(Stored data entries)
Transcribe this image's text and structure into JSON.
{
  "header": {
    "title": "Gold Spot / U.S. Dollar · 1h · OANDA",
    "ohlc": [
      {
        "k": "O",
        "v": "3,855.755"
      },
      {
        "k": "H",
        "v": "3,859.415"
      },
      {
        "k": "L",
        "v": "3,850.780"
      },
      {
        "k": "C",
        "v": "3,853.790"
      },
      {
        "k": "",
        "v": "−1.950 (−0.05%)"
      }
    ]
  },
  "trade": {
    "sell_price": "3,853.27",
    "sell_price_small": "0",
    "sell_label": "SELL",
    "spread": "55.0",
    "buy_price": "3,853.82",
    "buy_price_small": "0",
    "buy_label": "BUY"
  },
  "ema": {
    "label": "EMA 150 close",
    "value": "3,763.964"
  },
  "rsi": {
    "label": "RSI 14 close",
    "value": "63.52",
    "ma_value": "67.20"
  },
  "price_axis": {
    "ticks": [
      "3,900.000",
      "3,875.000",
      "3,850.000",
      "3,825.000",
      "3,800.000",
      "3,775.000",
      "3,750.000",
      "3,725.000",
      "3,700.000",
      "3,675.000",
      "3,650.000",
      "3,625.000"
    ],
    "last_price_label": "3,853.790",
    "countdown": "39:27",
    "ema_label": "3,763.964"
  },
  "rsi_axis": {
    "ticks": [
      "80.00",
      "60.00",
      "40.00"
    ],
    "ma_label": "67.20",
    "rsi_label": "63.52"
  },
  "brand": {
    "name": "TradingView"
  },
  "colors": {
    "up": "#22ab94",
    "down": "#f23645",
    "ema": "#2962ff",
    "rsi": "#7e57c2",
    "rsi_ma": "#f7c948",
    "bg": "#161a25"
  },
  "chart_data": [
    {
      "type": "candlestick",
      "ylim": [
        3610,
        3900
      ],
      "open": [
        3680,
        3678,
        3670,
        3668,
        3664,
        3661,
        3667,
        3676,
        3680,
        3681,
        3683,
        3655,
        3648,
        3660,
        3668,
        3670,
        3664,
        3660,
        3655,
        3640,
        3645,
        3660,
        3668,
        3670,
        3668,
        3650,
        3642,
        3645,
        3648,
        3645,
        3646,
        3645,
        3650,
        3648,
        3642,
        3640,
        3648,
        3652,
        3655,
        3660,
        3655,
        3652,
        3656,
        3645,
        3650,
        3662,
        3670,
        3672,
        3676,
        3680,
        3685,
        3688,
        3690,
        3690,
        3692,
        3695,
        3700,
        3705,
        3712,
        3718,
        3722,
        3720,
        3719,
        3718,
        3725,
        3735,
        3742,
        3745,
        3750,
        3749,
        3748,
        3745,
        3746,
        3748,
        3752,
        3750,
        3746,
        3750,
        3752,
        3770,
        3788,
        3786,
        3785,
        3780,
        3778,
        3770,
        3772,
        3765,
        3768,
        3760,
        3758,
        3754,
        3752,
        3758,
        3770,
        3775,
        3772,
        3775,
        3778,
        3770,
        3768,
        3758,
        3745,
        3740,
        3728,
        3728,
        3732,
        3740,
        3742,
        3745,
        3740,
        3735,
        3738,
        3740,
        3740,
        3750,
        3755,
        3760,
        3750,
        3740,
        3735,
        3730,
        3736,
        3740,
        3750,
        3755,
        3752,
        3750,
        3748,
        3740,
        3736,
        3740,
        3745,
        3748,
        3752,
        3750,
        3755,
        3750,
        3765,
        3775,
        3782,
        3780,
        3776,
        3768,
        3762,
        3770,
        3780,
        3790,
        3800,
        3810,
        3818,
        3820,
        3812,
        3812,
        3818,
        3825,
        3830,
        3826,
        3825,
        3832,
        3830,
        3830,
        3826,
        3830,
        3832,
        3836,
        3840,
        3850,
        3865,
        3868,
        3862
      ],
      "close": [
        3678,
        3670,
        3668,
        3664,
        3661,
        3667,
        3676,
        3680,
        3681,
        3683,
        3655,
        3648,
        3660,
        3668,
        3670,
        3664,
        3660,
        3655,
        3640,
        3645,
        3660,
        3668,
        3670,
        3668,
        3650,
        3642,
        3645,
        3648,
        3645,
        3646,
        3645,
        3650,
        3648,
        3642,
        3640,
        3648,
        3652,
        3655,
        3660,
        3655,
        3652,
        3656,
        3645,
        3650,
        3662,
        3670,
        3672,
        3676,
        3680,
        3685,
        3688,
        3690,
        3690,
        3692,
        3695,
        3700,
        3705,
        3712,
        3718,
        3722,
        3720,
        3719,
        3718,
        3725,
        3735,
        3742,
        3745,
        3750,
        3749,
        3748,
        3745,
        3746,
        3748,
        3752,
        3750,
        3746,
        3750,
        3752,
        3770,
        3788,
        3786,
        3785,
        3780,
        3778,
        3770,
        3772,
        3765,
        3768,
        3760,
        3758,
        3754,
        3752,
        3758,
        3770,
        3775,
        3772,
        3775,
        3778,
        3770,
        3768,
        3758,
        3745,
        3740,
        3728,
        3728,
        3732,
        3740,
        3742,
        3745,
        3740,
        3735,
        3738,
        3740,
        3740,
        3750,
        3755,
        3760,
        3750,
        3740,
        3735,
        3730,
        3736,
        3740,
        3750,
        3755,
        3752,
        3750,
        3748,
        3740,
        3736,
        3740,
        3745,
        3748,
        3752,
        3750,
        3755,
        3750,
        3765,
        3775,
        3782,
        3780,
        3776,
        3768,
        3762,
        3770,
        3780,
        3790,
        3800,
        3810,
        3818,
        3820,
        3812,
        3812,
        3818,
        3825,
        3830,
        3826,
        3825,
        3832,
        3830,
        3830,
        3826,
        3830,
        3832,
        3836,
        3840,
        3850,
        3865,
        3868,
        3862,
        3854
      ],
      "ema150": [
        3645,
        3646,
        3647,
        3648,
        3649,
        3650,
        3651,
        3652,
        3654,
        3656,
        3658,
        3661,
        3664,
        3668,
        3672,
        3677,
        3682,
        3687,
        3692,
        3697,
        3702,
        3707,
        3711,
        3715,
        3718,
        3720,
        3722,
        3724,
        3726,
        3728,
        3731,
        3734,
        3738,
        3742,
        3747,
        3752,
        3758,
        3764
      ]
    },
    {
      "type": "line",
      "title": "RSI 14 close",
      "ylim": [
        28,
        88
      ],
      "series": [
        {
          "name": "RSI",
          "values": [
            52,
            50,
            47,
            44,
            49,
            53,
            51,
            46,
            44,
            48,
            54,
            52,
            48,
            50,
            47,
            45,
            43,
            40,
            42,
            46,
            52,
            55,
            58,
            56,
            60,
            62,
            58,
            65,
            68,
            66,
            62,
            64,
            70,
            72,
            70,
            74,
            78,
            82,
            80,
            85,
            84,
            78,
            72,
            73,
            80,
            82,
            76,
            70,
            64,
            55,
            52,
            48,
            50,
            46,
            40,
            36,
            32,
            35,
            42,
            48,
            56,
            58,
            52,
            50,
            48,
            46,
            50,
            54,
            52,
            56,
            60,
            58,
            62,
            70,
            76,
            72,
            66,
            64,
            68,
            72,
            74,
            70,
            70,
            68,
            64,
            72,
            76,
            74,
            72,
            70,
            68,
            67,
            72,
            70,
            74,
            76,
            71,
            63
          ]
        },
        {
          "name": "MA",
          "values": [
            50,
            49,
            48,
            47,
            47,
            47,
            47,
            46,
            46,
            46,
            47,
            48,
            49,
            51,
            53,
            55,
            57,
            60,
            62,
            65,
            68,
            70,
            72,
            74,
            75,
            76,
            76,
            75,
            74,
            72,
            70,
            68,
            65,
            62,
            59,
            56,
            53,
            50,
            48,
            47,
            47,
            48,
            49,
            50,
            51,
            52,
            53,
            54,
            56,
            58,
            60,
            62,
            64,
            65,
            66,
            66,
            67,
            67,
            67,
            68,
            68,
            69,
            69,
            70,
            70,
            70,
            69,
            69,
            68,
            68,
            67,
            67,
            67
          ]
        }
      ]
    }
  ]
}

**What the exercise asks**
Check each line above for the word "close" and copy the ones that have it.

**Right answer**
    "label": "EMA 150 close",
    "label": "RSI 14 close",
      "close": [
      "title": "RSI 14 close",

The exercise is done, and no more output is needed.